Problem requirements:
List each line of the data that holds the string "title".

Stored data
════════════════

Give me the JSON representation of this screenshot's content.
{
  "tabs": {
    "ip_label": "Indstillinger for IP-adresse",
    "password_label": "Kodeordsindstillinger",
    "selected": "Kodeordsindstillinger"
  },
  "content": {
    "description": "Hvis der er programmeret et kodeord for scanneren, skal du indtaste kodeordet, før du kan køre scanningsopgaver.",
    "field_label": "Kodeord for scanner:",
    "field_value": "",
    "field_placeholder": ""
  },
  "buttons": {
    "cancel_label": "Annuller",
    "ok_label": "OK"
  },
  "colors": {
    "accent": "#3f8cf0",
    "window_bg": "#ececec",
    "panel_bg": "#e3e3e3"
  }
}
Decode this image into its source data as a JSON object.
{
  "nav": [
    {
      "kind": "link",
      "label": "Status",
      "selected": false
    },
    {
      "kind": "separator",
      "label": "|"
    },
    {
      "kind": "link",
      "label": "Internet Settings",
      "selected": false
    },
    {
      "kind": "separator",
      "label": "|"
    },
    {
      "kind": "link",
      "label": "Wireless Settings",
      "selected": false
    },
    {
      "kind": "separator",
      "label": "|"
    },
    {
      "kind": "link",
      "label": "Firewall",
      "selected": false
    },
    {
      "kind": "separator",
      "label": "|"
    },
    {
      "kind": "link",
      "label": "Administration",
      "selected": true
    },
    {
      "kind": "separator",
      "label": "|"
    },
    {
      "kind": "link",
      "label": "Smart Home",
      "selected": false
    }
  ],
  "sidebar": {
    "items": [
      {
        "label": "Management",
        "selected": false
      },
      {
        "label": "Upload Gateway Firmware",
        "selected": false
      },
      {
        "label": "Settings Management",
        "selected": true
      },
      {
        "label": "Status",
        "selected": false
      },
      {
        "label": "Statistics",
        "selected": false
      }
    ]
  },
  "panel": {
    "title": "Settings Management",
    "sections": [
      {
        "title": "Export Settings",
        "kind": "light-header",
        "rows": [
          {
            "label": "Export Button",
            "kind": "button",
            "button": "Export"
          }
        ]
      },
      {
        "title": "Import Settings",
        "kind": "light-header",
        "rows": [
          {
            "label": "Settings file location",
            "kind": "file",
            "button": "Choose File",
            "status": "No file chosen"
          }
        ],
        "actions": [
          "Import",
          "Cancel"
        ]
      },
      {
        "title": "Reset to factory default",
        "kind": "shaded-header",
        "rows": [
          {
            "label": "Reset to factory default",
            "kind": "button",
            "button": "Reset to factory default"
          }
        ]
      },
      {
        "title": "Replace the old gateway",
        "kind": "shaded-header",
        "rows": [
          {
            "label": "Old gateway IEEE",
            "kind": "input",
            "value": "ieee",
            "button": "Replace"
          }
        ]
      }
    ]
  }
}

════════════════

Result of the exercise:
    "title": "Settings Management",
        "title": "Export Settings",
        "title": "Import Settings",
        "title": "Reset to factory default",
        "title": "Replace the old gateway",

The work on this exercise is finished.